- Data rows -
==================================================

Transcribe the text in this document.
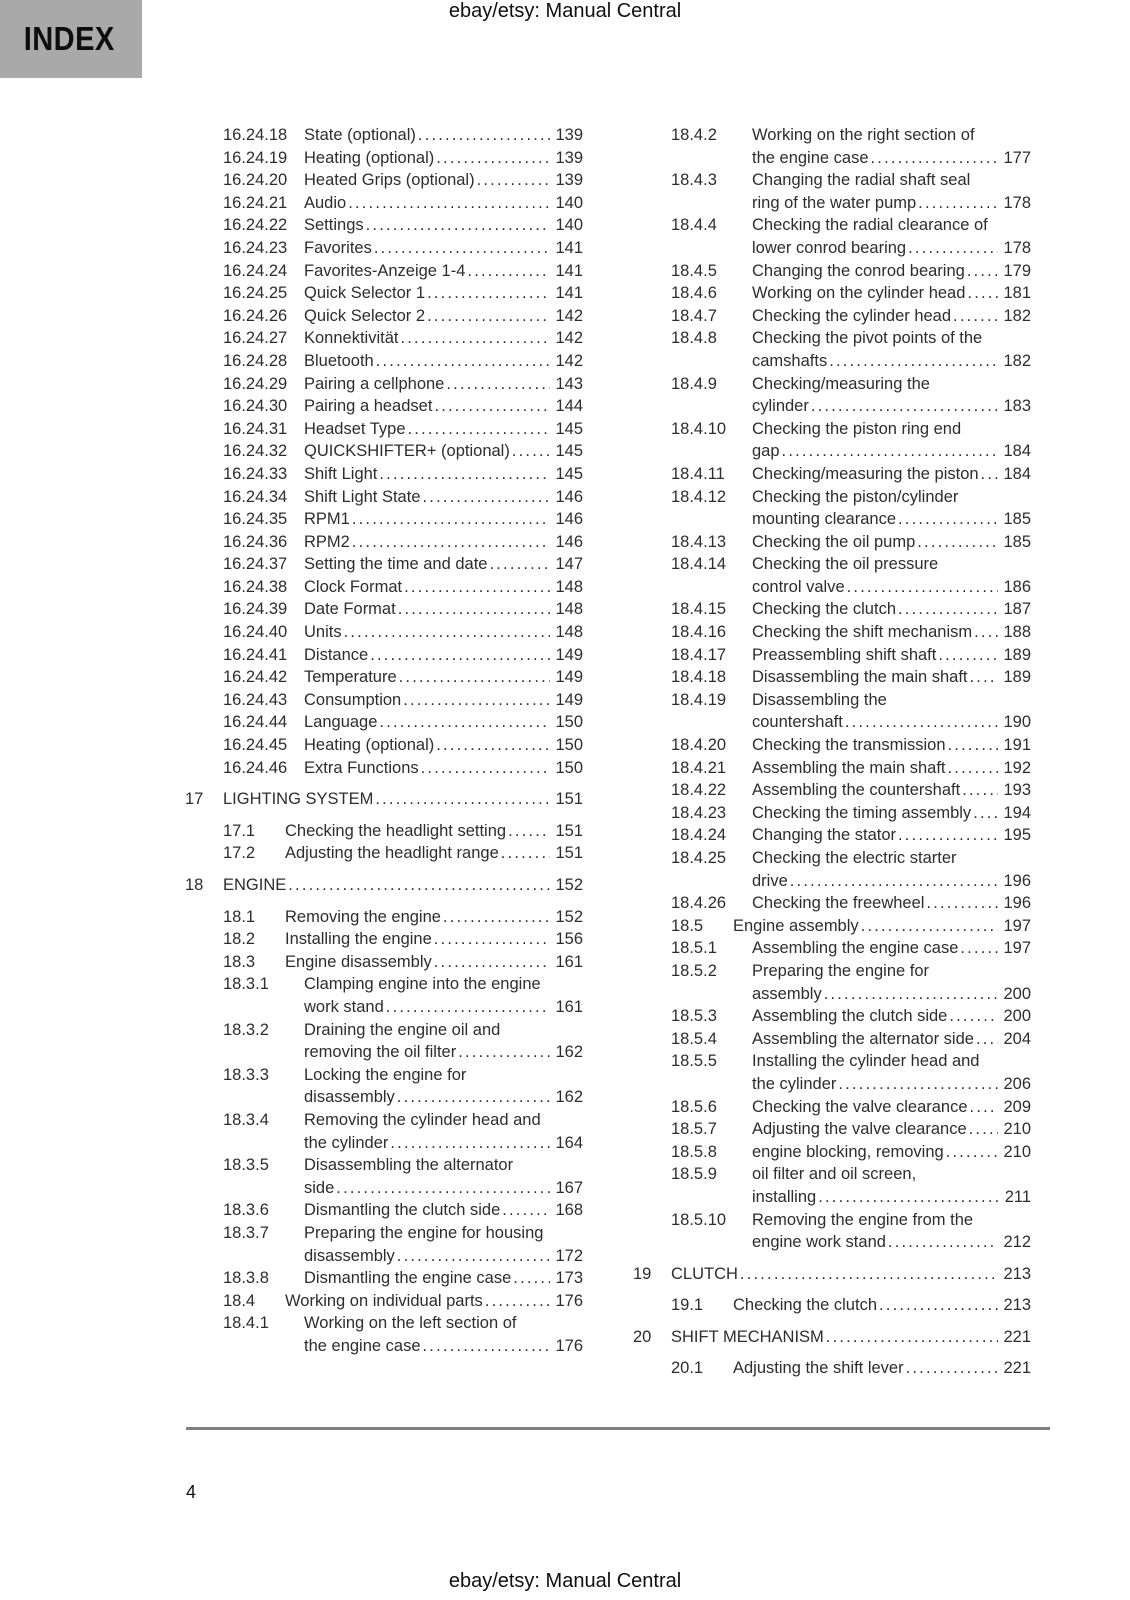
INDEX
ebay/etsy: Manual Central
16.24.18	State (optional) .....	139
16.24.19	Heating (optional) .....	139
16.24.20	Heated Grips (optional) .....	139
16.24.21	Audio .....	140
16.24.22	Settings .....	140
16.24.23	Favorites .....	141
16.24.24	Favorites-Anzeige 1-4 .....	141
16.24.25	Quick Selector 1 .....	141
16.24.26	Quick Selector 2 .....	142
16.24.27	Konnektivität .....	142
16.24.28	Bluetooth .....	142
16.24.29	Pairing a cellphone .....	143
16.24.30	Pairing a headset .....	144
16.24.31	Headset Type .....	145
16.24.32	QUICKSHIFTER+ (optional) .....	145
16.24.33	Shift Light .....	145
16.24.34	Shift Light State .....	146
16.24.35	RPM1 .....	146
16.24.36	RPM2 .....	146
16.24.37	Setting the time and date .....	147
16.24.38	Clock Format .....	148
16.24.39	Date Format .....	148
16.24.40	Units .....	148
16.24.41	Distance .....	149
16.24.42	Temperature .....	149
16.24.43	Consumption .....	149
16.24.44	Language .....	150
16.24.45	Heating (optional) .....	150
16.24.46	Extra Functions .....	150
17	LIGHTING SYSTEM .....	151
17.1	Checking the headlight setting .....	151
17.2	Adjusting the headlight range .....	151
18	ENGINE .....	152
18.1	Removing the engine .....	152
18.2	Installing the engine .....	156
18.3	Engine disassembly .....	161
18.3.1	Clamping engine into the engine
work stand .....	161
18.3.2	Draining the engine oil and
removing the oil filter .....	162
18.3.3	Locking the engine for
disassembly .....	162
18.3.4	Removing the cylinder head and
the cylinder .....	164
18.3.5	Disassembling the alternator
side .....	167
18.3.6	Dismantling the clutch side .....	168
18.3.7	Preparing the engine for housing
disassembly .....	172
18.3.8	Dismantling the engine case .....	173
18.4	Working on individual parts .....	176
18.4.1	Working on the left section of
the engine case .....	176
18.4.2	Working on the right section of
the engine case .....	177
18.4.3	Changing the radial shaft seal
ring of the water pump .....	178
18.4.4	Checking the radial clearance of
lower conrod bearing .....	178
18.4.5	Changing the conrod bearing ..... 179
18.4.6	Working on the cylinder head ..... 181
18.4.7	Checking the cylinder head .....	182
18.4.8	Checking the pivot points of the
camshafts .....	182
18.4.9	Checking/measuring the
cylinder .....	183
18.4.10	Checking the piston ring end
gap .....	184
18.4.11	Checking/measuring the piston ..... 184
18.4.12	Checking the piston/cylinder
mounting clearance .....	185
18.4.13	Checking the oil pump .....	185
18.4.14	Checking the oil pressure
control valve .....	186
18.4.15	Checking the clutch .....	187
18.4.16	Checking the shift mechanism ..... 188
18.4.17	Preassembling shift shaft .....	189
18.4.18	Disassembling the main shaft ..... 189
18.4.19	Disassembling the
countershaft .....	190
18.4.20	Checking the transmission .....	191
18.4.21	Assembling the main shaft .....	192
18.4.22	Assembling the countershaft .....	193
18.4.23	Checking the timing assembly ..... 194
18.4.24	Changing the stator .....	195
18.4.25	Checking the electric starter
drive .....	196
18.4.26	Checking the freewheel .....	196
18.5	Engine assembly .....	197
18.5.1	Assembling the engine case .....	197
18.5.2	Preparing the engine for
assembly .....	200
18.5.3	Assembling the clutch side .....	200
18.5.4	Assembling the alternator side ..... 204
18.5.5	Installing the cylinder head and
the cylinder .....	206
18.5.6	Checking the valve clearance ..... 209
18.5.7	Adjusting the valve clearance ..... 210
18.5.8	engine blocking, removing .....	210
18.5.9	oil filter and oil screen,
installing .....	211
18.5.10	Removing the engine from the
engine work stand .....	212
19	CLUTCH .....	213
19.1	Checking the clutch .....	213
20	SHIFT MECHANISM .....	221
20.1	Adjusting the shift lever .....	221
4
ebay/etsy: Manual Central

==================================================

- The task -
Find all the lines containing "side" in the material, then copy them.

- Response -
side .....	167
18.3.6	Dismantling the clutch side .....	168
18.5.3	Assembling the clutch side .....	200
18.5.4	Assembling the alternator side ..... 204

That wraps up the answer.